- What you are asked to do: Everything from the line containing "Give me a plain-text" through the last line of the records below should be printed exactly, please, and nothing else.

• • • •

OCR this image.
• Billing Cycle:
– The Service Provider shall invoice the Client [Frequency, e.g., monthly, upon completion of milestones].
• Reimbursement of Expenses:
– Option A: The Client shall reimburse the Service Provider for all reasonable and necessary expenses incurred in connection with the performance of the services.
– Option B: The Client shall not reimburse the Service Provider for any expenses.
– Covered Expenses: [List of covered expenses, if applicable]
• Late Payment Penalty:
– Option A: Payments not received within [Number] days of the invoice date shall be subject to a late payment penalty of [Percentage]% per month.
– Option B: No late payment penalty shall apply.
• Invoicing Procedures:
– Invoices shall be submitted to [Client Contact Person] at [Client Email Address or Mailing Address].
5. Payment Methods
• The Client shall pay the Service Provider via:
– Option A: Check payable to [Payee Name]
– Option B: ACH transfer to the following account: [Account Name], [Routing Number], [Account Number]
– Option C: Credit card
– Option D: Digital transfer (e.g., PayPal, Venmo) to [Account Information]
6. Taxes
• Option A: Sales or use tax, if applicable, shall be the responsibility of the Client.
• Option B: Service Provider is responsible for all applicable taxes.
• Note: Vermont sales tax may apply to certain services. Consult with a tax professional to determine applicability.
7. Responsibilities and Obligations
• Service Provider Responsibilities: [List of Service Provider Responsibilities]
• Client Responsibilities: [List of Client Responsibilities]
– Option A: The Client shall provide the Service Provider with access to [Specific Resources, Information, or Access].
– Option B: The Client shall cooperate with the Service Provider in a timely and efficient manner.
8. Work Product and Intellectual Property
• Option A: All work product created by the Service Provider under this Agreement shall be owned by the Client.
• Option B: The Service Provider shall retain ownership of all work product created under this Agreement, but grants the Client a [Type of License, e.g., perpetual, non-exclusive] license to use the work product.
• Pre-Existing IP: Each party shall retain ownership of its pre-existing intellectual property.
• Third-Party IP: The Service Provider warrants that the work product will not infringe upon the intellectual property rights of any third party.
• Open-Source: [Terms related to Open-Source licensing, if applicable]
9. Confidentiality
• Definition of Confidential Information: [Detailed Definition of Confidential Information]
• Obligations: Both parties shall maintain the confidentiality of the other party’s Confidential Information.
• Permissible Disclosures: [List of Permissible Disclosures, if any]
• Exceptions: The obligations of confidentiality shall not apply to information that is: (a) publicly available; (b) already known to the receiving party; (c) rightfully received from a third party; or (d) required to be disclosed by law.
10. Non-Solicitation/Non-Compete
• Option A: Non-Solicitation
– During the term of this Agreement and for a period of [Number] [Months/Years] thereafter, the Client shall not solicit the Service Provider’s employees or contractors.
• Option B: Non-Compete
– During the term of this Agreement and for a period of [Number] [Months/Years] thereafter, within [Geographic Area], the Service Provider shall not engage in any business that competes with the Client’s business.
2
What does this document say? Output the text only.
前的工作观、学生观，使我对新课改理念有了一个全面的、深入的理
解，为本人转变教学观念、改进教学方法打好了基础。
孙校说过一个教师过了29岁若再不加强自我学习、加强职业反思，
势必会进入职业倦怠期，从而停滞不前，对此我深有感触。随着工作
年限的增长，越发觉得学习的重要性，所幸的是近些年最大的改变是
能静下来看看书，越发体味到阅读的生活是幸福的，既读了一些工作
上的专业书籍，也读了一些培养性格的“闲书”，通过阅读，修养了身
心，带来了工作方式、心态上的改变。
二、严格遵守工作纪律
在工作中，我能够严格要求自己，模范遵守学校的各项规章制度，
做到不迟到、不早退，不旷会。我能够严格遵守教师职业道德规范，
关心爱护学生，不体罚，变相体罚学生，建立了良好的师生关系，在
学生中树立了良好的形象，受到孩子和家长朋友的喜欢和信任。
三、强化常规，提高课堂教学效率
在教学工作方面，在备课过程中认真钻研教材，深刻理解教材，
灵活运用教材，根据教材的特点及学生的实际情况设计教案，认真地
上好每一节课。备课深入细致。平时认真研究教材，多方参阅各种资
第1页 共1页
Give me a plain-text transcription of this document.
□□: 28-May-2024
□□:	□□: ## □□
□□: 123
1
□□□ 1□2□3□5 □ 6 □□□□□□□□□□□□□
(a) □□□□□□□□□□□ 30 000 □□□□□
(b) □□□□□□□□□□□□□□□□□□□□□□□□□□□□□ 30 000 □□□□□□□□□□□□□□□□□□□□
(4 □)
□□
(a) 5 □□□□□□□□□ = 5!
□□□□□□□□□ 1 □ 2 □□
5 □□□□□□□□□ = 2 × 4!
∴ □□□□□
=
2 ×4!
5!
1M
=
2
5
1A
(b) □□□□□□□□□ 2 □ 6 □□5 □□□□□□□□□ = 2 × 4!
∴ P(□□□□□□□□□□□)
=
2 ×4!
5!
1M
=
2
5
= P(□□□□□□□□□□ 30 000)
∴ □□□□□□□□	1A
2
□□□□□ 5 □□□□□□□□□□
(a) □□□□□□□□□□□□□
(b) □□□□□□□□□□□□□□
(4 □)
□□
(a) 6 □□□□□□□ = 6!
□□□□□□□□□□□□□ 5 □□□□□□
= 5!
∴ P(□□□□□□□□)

• • • •

- Complete answer:
Give me a plain-text transcription of this document.
□□: 28-May-2024
□□:	□□: ## □□
□□: 123
1
□□□ 1□2□3□5 □ 6 □□□□□□□□□□□□□
(a) □□□□□□□□□□□ 30 000 □□□□□
(b) □□□□□□□□□□□□□□□□□□□□□□□□□□□□□ 30 000 □□□□□□□□□□□□□□□□□□□□
(4 □)
□□
(a) 5 □□□□□□□□□ = 5!
□□□□□□□□□ 1 □ 2 □□
5 □□□□□□□□□ = 2 × 4!
∴ □□□□□
=
2 ×4!
5!
1M
=
2
5
1A
(b) □□□□□□□□□ 2 □ 6 □□5 □□□□□□□□□ = 2 × 4!
∴ P(□□□□□□□□□□□)
=
2 ×4!
5!
1M
=
2
5
= P(□□□□□□□□□□ 30 000)
∴ □□□□□□□□	1A
2
□□□□□ 5 □□□□□□□□□□
(a) □□□□□□□□□□□□□
(b) □□□□□□□□□□□□□□
(4 □)
□□
(a) 6 □□□□□□□ = 6!
□□□□□□□□□□□□□ 5 □□□□□□
= 5!
∴ P(□□□□□□□□)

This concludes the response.